Given instruction.
Do not include the pictures; repeat the rest of the data exactly.

[Part of a data file]

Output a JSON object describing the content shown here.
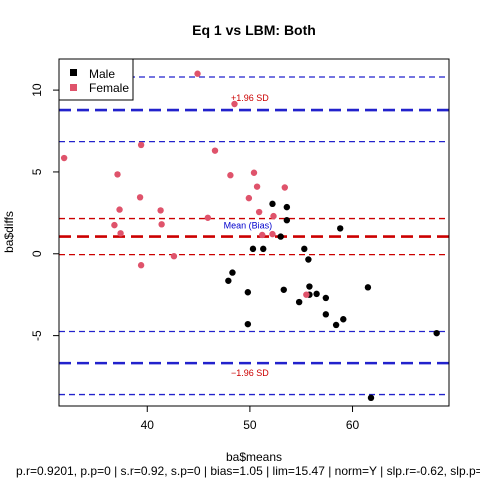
{
  "colors": {
    "male": "#000000",
    "female": "#DF536B",
    "blue": "#2222CC",
    "red": "#CC0000",
    "axis": "#000000",
    "bias_label": "#0000CD",
    "sd_label": "#CC0000"
  },
  "chart_data": {
    "type": "scatter",
    "title": "Eq 1 vs LBM: Both",
    "xlabel": "ba$means",
    "ylabel": "ba$diffs",
    "xlim": [
      31.4,
      69.4
    ],
    "ylim": [
      -9.3,
      11.9
    ],
    "xticks": [
      40,
      50,
      60
    ],
    "yticks": [
      -5,
      0,
      5,
      10
    ],
    "grid": false,
    "legend_position": "top-left",
    "legend": [
      {
        "label": "Male",
        "color_key": "male"
      },
      {
        "label": "Female",
        "color_key": "female"
      }
    ],
    "footer": "p.r=0.9201, p.p=0 | s.r=0.92, s.p=0 | bias=1.05 | lim=15.47 | norm=Y | slp.r=-0.62, slp.p=",
    "annotations": {
      "upper_sd": "+1.96 SD",
      "mean": "Mean (Bias)",
      "lower_sd": "−1.96 SD"
    },
    "hlines": [
      {
        "y": 10.8,
        "style": "dashed",
        "color_key": "blue",
        "width": "thin"
      },
      {
        "y": 8.78,
        "style": "dashed",
        "color_key": "blue",
        "width": "thick"
      },
      {
        "y": 6.85,
        "style": "dashed",
        "color_key": "blue",
        "width": "thin"
      },
      {
        "y": 2.15,
        "style": "dashed",
        "color_key": "red",
        "width": "thin"
      },
      {
        "y": 1.05,
        "style": "dashed",
        "color_key": "red",
        "width": "thick"
      },
      {
        "y": -0.05,
        "style": "dashed",
        "color_key": "red",
        "width": "thin"
      },
      {
        "y": -4.75,
        "style": "dashed",
        "color_key": "blue",
        "width": "thin"
      },
      {
        "y": -6.68,
        "style": "dashed",
        "color_key": "blue",
        "width": "thick"
      },
      {
        "y": -8.6,
        "style": "dashed",
        "color_key": "blue",
        "width": "thin"
      }
    ],
    "series": [
      {
        "name": "Male",
        "color_key": "male",
        "points": [
          [
            52.2,
            3.05
          ],
          [
            53.6,
            2.85
          ],
          [
            53.6,
            2.05
          ],
          [
            58.8,
            1.55
          ],
          [
            53.0,
            1.05
          ],
          [
            50.3,
            0.3
          ],
          [
            51.3,
            0.3
          ],
          [
            55.3,
            0.3
          ],
          [
            55.7,
            -0.35
          ],
          [
            48.3,
            -1.15
          ],
          [
            47.9,
            -1.65
          ],
          [
            55.8,
            -2.0
          ],
          [
            61.5,
            -2.05
          ],
          [
            53.3,
            -2.2
          ],
          [
            49.8,
            -2.35
          ],
          [
            55.8,
            -2.5
          ],
          [
            56.5,
            -2.45
          ],
          [
            57.4,
            -2.7
          ],
          [
            54.8,
            -2.95
          ],
          [
            57.4,
            -3.7
          ],
          [
            59.1,
            -4.0
          ],
          [
            58.4,
            -4.35
          ],
          [
            49.8,
            -4.3
          ],
          [
            68.2,
            -4.85
          ],
          [
            61.8,
            -8.8
          ]
        ]
      },
      {
        "name": "Female",
        "color_key": "female",
        "points": [
          [
            44.9,
            11.0
          ],
          [
            48.5,
            9.15
          ],
          [
            39.4,
            6.65
          ],
          [
            46.6,
            6.3
          ],
          [
            31.9,
            5.85
          ],
          [
            50.4,
            4.95
          ],
          [
            37.1,
            4.85
          ],
          [
            48.1,
            4.8
          ],
          [
            50.7,
            4.1
          ],
          [
            53.4,
            4.05
          ],
          [
            39.3,
            3.45
          ],
          [
            49.9,
            3.4
          ],
          [
            37.3,
            2.7
          ],
          [
            41.3,
            2.65
          ],
          [
            50.9,
            2.55
          ],
          [
            52.3,
            2.3
          ],
          [
            45.9,
            2.2
          ],
          [
            36.8,
            1.75
          ],
          [
            41.4,
            1.8
          ],
          [
            37.4,
            1.25
          ],
          [
            51.2,
            1.15
          ],
          [
            52.2,
            1.2
          ],
          [
            42.6,
            -0.15
          ],
          [
            39.4,
            -0.7
          ],
          [
            55.5,
            -2.5
          ]
        ]
      }
    ]
  }
}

Complete answer.
Output a JSON object describing the content shown here.
{
  "colors": {
    "male": "#000000",
    "female": "#DF536B",
    "blue": "#2222CC",
    "red": "#CC0000",
    "axis": "#000000",
    "bias_label": "#0000CD",
    "sd_label": "#CC0000"
  },
  "chart_data": {
    "type": "scatter",
    "title": "Eq 1 vs LBM: Both",
    "xlabel": "ba$means",
    "ylabel": "ba$diffs",
    "xlim": [
      31.4,
      69.4
    ],
    "ylim": [
      -9.3,
      11.9
    ],
    "xticks": [
      40,
      50,
      60
    ],
    "yticks": [
      -5,
      0,
      5,
      10
    ],
    "grid": false,
    "legend_position": "top-left",
    "legend": [
      {
        "label": "Male",
        "color_key": "male"
      },
      {
        "label": "Female",
        "color_key": "female"
      }
    ],
    "footer": "p.r=0.9201, p.p=0 | s.r=0.92, s.p=0 | bias=1.05 | lim=15.47 | norm=Y | slp.r=-0.62, slp.p=",
    "annotations": {
      "upper_sd": "+1.96 SD",
      "mean": "Mean (Bias)",
      "lower_sd": "−1.96 SD"
    },
    "hlines": [
      {
        "y": 10.8,
        "style": "dashed",
        "color_key": "blue",
        "width": "thin"
      },
      {
        "y": 8.78,
        "style": "dashed",
        "color_key": "blue",
        "width": "thick"
      },
      {
        "y": 6.85,
        "style": "dashed",
        "color_key": "blue",
        "width": "thin"
      },
      {
        "y": 2.15,
        "style": "dashed",
        "color_key": "red",
        "width": "thin"
      },
      {
        "y": 1.05,
        "style": "dashed",
        "color_key": "red",
        "width": "thick"
      },
      {
        "y": -0.05,
        "style": "dashed",
        "color_key": "red",
        "width": "thin"
      },
      {
        "y": -4.75,
        "style": "dashed",
        "color_key": "blue",
        "width": "thin"
      },
      {
        "y": -6.68,
        "style": "dashed",
        "color_key": "blue",
        "width": "thick"
      },
      {
        "y": -8.6,
        "style": "dashed",
        "color_key": "blue",
        "width": "thin"
      }
    ],
    "series": [
      {
        "name": "Male",
        "color_key": "male",
        "points": [
          [
            52.2,
            3.05
          ],
          [
            53.6,
            2.85
          ],
          [
            53.6,
            2.05
          ],
          [
            58.8,
            1.55
          ],
          [
            53.0,
            1.05
          ],
          [
            50.3,
            0.3
          ],
          [
            51.3,
            0.3
          ],
          [
            55.3,
            0.3
          ],
          [
            55.7,
            -0.35
          ],
          [
            48.3,
            -1.15
          ],
          [
            47.9,
            -1.65
          ],
          [
            55.8,
            -2.0
          ],
          [
            61.5,
            -2.05
          ],
          [
            53.3,
            -2.2
          ],
          [
            49.8,
            -2.35
          ],
          [
            55.8,
            -2.5
          ],
          [
            56.5,
            -2.45
          ],
          [
            57.4,
            -2.7
          ],
          [
            54.8,
            -2.95
          ],
          [
            57.4,
            -3.7
          ],
          [
            59.1,
            -4.0
          ],
          [
            58.4,
            -4.35
          ],
          [
            49.8,
            -4.3
          ],
          [
            68.2,
            -4.85
          ],
          [
            61.8,
            -8.8
          ]
        ]
      },
      {
        "name": "Female",
        "color_key": "female",
        "points": [
          [
            44.9,
            11.0
          ],
          [
            48.5,
            9.15
          ],
          [
            39.4,
            6.65
          ],
          [
            46.6,
            6.3
          ],
          [
            31.9,
            5.85
          ],
          [
            50.4,
            4.95
          ],
          [
            37.1,
            4.85
          ],
          [
            48.1,
            4.8
          ],
          [
            50.7,
            4.1
          ],
          [
            53.4,
            4.05
          ],
          [
            39.3,
            3.45
          ],
          [
            49.9,
            3.4
          ],
          [
            37.3,
            2.7
          ],
          [
            41.3,
            2.65
          ],
          [
            50.9,
            2.55
          ],
          [
            52.3,
            2.3
          ],
          [
            45.9,
            2.2
          ],
          [
            36.8,
            1.75
          ],
          [
            41.4,
            1.8
          ],
          [
            37.4,
            1.25
          ],
          [
            51.2,
            1.15
          ],
          [
            52.2,
            1.2
          ],
          [
            42.6,
            -0.15
          ],
          [
            39.4,
            -0.7
          ],
          [
            55.5,
            -2.5
          ]
        ]
      }
    ]
  }
}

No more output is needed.